• Stated goal:
Your task is to print the material below exactly as presented.

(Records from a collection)
_ _ _ _ _

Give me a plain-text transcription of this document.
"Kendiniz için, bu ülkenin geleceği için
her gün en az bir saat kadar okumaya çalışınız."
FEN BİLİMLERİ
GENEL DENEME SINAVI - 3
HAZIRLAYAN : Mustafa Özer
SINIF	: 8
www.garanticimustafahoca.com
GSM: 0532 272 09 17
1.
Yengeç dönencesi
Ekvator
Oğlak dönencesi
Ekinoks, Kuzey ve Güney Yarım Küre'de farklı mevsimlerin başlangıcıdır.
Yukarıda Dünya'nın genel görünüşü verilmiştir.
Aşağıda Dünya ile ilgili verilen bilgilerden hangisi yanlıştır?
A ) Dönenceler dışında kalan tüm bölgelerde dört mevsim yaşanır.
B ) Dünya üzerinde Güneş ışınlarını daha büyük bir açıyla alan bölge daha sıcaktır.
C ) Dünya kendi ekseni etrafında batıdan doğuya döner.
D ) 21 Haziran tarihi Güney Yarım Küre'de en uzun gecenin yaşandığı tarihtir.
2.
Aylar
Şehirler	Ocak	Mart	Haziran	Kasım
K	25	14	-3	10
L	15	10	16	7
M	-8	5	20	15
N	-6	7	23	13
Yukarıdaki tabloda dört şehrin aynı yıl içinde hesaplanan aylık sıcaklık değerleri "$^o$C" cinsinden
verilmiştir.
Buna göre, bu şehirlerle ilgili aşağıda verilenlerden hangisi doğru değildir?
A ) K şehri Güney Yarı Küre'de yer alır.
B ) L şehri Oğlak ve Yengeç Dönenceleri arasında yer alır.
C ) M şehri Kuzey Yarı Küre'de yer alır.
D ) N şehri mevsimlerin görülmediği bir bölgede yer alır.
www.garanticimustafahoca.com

_ _ _ _ _

• Full output:
Give me a plain-text transcription of this document.
"Kendiniz için, bu ülkenin geleceği için
her gün en az bir saat kadar okumaya çalışınız."
FEN BİLİMLERİ
GENEL DENEME SINAVI - 3
HAZIRLAYAN : Mustafa Özer
SINIF	: 8
www.garanticimustafahoca.com
GSM: 0532 272 09 17
1.
Yengeç dönencesi
Ekvator
Oğlak dönencesi
Ekinoks, Kuzey ve Güney Yarım Küre'de farklı mevsimlerin başlangıcıdır.
Yukarıda Dünya'nın genel görünüşü verilmiştir.
Aşağıda Dünya ile ilgili verilen bilgilerden hangisi yanlıştır?
A ) Dönenceler dışında kalan tüm bölgelerde dört mevsim yaşanır.
B ) Dünya üzerinde Güneş ışınlarını daha büyük bir açıyla alan bölge daha sıcaktır.
C ) Dünya kendi ekseni etrafında batıdan doğuya döner.
D ) 21 Haziran tarihi Güney Yarım Küre'de en uzun gecenin yaşandığı tarihtir.
2.
Aylar
Şehirler	Ocak	Mart	Haziran	Kasım
K	25	14	-3	10
L	15	10	16	7
M	-8	5	20	15
N	-6	7	23	13
Yukarıdaki tabloda dört şehrin aynı yıl içinde hesaplanan aylık sıcaklık değerleri "$^o$C" cinsinden
verilmiştir.
Buna göre, bu şehirlerle ilgili aşağıda verilenlerden hangisi doğru değildir?
A ) K şehri Güney Yarı Küre'de yer alır.
B ) L şehri Oğlak ve Yengeç Dönenceleri arasında yer alır.
C ) M şehri Kuzey Yarı Küre'de yer alır.
D ) N şehri mevsimlerin görülmediği bir bölgede yer alır.
www.garanticimustafahoca.com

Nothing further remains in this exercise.